----- Entries

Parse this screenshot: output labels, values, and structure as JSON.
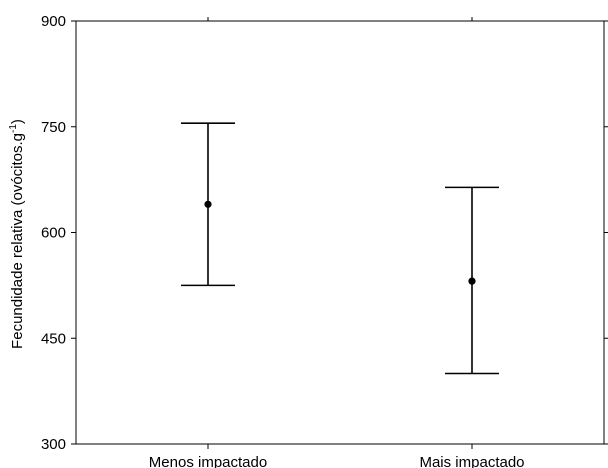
{
  "chart_data": {
    "type": "scatter",
    "categories": [
      "Menos impactado",
      "Mais impactado"
    ],
    "points": [
      {
        "category": "Menos impactado",
        "mean": 640,
        "lower": 525,
        "upper": 755
      },
      {
        "category": "Mais impactado",
        "mean": 531,
        "lower": 400,
        "upper": 664
      }
    ],
    "ylabel_main": "Fecundidade relativa (ovócitos.g",
    "ylabel_sup": "-1",
    "ylabel_close": ")",
    "ylim": [
      300,
      900
    ],
    "yticks": [
      "300",
      "450",
      "600",
      "750",
      "900"
    ],
    "grid": false
  }
}
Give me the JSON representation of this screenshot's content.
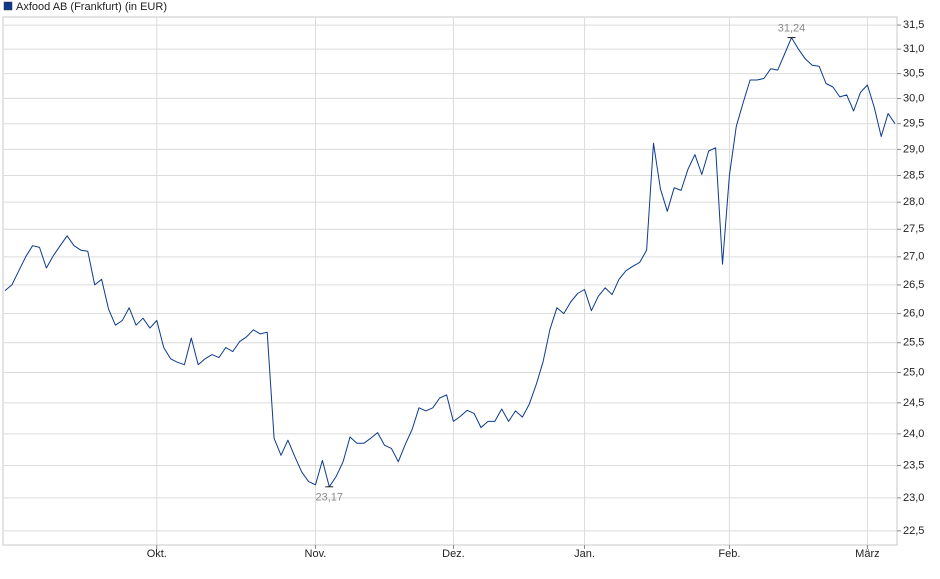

----------

Task brief - Make an exact copy of the data, leaving its pictures out.

Solution -
Parse this screenshot: output labels, values, and structure as JSON.
{
  "chart_data": {
    "type": "scatter",
    "categories": [
      "Menos impactado",
      "Mais impactado"
    ],
    "points": [
      {
        "category": "Menos impactado",
        "mean": 640,
        "lower": 525,
        "upper": 755
      },
      {
        "category": "Mais impactado",
        "mean": 531,
        "lower": 400,
        "upper": 664
      }
    ],
    "ylabel_main": "Fecundidade relativa (ovócitos.g",
    "ylabel_sup": "-1",
    "ylabel_close": ")",
    "ylim": [
      300,
      900
    ],
    "yticks": [
      "300",
      "450",
      "600",
      "750",
      "900"
    ],
    "grid": false
  }
}
Give me the JSON representation of this screenshot's content.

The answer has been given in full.